§ The task: Extract each record and reproduce it exactly.

§ Dataset rows:
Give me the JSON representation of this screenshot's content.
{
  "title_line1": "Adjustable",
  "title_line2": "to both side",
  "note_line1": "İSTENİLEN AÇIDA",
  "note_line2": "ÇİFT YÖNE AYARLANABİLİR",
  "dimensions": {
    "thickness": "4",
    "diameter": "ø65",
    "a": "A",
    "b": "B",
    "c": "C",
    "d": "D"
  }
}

§ The reply:
Give me the JSON representation of this screenshot's content.
{
  "title_line1": "Adjustable",
  "title_line2": "to both side",
  "note_line1": "İSTENİLEN AÇIDA",
  "note_line2": "ÇİFT YÖNE AYARLANABİLİR",
  "dimensions": {
    "thickness": "4",
    "diameter": "ø65",
    "a": "A",
    "b": "B",
    "c": "C",
    "d": "D"
  }
}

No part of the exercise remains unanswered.